**DIRECTIONS FOR THIS TASK**.
Beginning at the line containing "Type out the text in this image." and continuing to the end of the records below, give each line again exactly as it stands, and only those lines.

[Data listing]
_ _ _

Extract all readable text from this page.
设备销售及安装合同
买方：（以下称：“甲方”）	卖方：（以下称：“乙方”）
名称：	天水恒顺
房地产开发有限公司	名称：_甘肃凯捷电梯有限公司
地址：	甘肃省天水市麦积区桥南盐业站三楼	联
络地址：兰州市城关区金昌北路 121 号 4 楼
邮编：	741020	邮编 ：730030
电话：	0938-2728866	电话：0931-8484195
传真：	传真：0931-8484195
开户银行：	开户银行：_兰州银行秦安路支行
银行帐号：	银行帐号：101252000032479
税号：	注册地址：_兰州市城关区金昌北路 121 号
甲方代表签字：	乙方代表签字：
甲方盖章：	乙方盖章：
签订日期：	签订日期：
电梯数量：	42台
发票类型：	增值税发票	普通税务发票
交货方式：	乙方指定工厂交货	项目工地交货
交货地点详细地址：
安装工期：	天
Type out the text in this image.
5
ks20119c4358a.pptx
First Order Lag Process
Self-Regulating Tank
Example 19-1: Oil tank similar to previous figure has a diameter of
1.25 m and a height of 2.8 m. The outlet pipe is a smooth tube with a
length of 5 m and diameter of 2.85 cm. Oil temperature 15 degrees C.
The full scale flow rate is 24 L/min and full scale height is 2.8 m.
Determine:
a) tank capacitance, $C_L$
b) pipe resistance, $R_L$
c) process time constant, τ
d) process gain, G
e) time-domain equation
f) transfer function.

_ _ _

**WORKED ANSWER**.
Type out the text in this image.
5
ks20119c4358a.pptx
First Order Lag Process
Self-Regulating Tank
Example 19-1: Oil tank similar to previous figure has a diameter of
1.25 m and a height of 2.8 m. The outlet pipe is a smooth tube with a
length of 5 m and diameter of 2.85 cm. Oil temperature 15 degrees C.
The full scale flow rate is 24 L/min and full scale height is 2.8 m.
Determine:
a) tank capacitance, $C_L$
b) pipe resistance, $R_L$
c) process time constant, τ
d) process gain, G
e) time-domain equation
f) transfer function.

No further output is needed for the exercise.